** START SOURCE MATERIAL **

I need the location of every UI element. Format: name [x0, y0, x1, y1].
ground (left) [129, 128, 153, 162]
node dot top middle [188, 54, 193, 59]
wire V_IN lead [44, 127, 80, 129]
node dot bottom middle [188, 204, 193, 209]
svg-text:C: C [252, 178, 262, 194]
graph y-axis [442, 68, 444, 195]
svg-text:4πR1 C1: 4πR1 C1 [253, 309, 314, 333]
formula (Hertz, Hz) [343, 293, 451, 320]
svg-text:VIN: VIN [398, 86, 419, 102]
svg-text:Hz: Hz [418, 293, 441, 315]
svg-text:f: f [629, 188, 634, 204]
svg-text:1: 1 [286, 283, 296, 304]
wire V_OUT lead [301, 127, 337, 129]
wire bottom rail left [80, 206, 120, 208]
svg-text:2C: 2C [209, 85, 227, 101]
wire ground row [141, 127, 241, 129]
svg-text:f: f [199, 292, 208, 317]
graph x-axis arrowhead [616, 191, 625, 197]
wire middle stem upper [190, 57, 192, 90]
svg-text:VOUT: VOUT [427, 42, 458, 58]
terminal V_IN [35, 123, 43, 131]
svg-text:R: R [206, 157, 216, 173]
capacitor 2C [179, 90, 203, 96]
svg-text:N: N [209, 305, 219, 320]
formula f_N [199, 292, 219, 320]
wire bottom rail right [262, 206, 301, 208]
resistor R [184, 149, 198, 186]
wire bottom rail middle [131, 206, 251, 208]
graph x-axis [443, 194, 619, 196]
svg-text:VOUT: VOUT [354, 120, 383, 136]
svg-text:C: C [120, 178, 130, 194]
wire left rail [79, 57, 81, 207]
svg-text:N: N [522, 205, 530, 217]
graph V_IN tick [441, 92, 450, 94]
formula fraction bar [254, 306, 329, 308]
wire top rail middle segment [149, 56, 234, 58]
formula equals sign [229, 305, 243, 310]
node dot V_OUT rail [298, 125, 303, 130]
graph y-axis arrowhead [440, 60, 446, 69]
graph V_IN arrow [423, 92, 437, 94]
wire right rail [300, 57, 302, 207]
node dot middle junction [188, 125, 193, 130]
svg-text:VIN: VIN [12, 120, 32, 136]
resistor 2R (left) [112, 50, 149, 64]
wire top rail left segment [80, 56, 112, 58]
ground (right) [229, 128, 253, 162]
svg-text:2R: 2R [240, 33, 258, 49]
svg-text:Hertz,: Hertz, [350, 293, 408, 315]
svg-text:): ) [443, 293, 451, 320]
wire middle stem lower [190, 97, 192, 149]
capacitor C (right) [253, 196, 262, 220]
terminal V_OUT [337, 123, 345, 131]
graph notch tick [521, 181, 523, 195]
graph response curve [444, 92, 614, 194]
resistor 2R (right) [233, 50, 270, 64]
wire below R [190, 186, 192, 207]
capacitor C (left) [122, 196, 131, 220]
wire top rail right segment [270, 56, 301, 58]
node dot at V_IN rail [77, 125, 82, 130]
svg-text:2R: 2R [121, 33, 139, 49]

** END SOURCE MATERIAL **

#### [EXERCISE DETAILS]
Turn the items above into a JSON list of strings, with one string for each line and no blank lines.

#### [FINAL RESULT]
[
  "I need the location of every UI element. Format: name [x0, y0, x1, y1].",
  "ground (left) [129, 128, 153, 162]",
  "node dot top middle [188, 54, 193, 59]",
  "wire V_IN lead [44, 127, 80, 129]",
  "node dot bottom middle [188, 204, 193, 209]",
  "svg-text:C: C [252, 178, 262, 194]",
  "graph y-axis [442, 68, 444, 195]",
  "svg-text:4πR1 C1: 4πR1 C1 [253, 309, 314, 333]",
  "formula (Hertz, Hz) [343, 293, 451, 320]",
  "svg-text:VIN: VIN [398, 86, 419, 102]",
  "svg-text:Hz: Hz [418, 293, 441, 315]",
  "svg-text:f: f [629, 188, 634, 204]",
  "svg-text:1: 1 [286, 283, 296, 304]",
  "wire V_OUT lead [301, 127, 337, 129]",
  "wire bottom rail left [80, 206, 120, 208]",
  "svg-text:2C: 2C [209, 85, 227, 101]",
  "wire ground row [141, 127, 241, 129]",
  "svg-text:f: f [199, 292, 208, 317]",
  "graph x-axis arrowhead [616, 191, 625, 197]",
  "wire middle stem upper [190, 57, 192, 90]",
  "svg-text:VOUT: VOUT [427, 42, 458, 58]",
  "terminal V_IN [35, 123, 43, 131]",
  "svg-text:R: R [206, 157, 216, 173]",
  "capacitor 2C [179, 90, 203, 96]",
  "svg-text:N: N [209, 305, 219, 320]",
  "formula f_N [199, 292, 219, 320]",
  "wire bottom rail right [262, 206, 301, 208]",
  "resistor R [184, 149, 198, 186]",
  "wire bottom rail middle [131, 206, 251, 208]",
  "graph x-axis [443, 194, 619, 196]",
  "svg-text:VOUT: VOUT [354, 120, 383, 136]",
  "svg-text:C: C [120, 178, 130, 194]",
  "wire left rail [79, 57, 81, 207]",
  "svg-text:N: N [522, 205, 530, 217]",
  "graph V_IN tick [441, 92, 450, 94]",
  "formula fraction bar [254, 306, 329, 308]",
  "wire top rail middle segment [149, 56, 234, 58]",
  "formula equals sign [229, 305, 243, 310]",
  "node dot V_OUT rail [298, 125, 303, 130]",
  "graph y-axis arrowhead [440, 60, 446, 69]",
  "graph V_IN arrow [423, 92, 437, 94]",
  "wire right rail [300, 57, 302, 207]",
  "node dot middle junction [188, 125, 193, 130]",
  "svg-text:VIN: VIN [12, 120, 32, 136]",
  "resistor 2R (left) [112, 50, 149, 64]",
  "wire top rail left segment [80, 56, 112, 58]",
  "ground (right) [229, 128, 253, 162]",
  "svg-text:2R: 2R [240, 33, 258, 49]",
  "svg-text:Hertz,: Hertz, [350, 293, 408, 315]",
  "svg-text:): ) [443, 293, 451, 320]",
  "wire middle stem lower [190, 97, 192, 149]",
  "capacitor C (right) [253, 196, 262, 220]",
  "terminal V_OUT [337, 123, 345, 131]",
  "graph notch tick [521, 181, 523, 195]",
  "graph response curve [444, 92, 614, 194]",
  "resistor 2R (right) [233, 50, 270, 64]",
  "wire below R [190, 186, 192, 207]",
  "capacitor C (left) [122, 196, 131, 220]",
  "wire top rail right segment [270, 56, 301, 58]",
  "node dot at V_IN rail [77, 125, 82, 130]",
  "svg-text:2R: 2R [121, 33, 139, 49]"
]